- **SUPPLIED MATERIAL**
******************************

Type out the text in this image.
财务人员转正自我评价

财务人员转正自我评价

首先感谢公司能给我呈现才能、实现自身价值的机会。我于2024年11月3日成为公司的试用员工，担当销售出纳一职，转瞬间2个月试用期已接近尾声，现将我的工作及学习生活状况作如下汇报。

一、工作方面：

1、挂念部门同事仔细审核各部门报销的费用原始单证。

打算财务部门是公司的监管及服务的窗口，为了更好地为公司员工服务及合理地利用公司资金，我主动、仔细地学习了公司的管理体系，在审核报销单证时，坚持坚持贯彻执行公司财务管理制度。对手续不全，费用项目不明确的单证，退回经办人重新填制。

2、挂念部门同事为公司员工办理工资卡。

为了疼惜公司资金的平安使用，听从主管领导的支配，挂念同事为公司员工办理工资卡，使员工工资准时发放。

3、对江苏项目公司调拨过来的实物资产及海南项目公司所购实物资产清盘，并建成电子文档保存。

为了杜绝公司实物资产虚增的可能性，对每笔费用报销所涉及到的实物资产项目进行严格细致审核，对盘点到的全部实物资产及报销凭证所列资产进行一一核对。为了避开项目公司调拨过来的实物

******************************

- **WHAT IS ASKED**
Repeat the material in full, exactly as it stands.

- **SOLUTION**
Type out the text in this image.
财务人员转正自我评价

财务人员转正自我评价

首先感谢公司能给我呈现才能、实现自身价值的机会。我于2024年11月3日成为公司的试用员工，担当销售出纳一职，转瞬间2个月试用期已接近尾声，现将我的工作及学习生活状况作如下汇报。

一、工作方面：

1、挂念部门同事仔细审核各部门报销的费用原始单证。

打算财务部门是公司的监管及服务的窗口，为了更好地为公司员工服务及合理地利用公司资金，我主动、仔细地学习了公司的管理体系，在审核报销单证时，坚持坚持贯彻执行公司财务管理制度。对手续不全，费用项目不明确的单证，退回经办人重新填制。

2、挂念部门同事为公司员工办理工资卡。

为了疼惜公司资金的平安使用，听从主管领导的支配，挂念同事为公司员工办理工资卡，使员工工资准时发放。

3、对江苏项目公司调拨过来的实物资产及海南项目公司所购实物资产清盘，并建成电子文档保存。

为了杜绝公司实物资产虚增的可能性，对每笔费用报销所涉及到的实物资产项目进行严格细致审核，对盘点到的全部实物资产及报销凭证所列资产进行一一核对。为了避开项目公司调拨过来的实物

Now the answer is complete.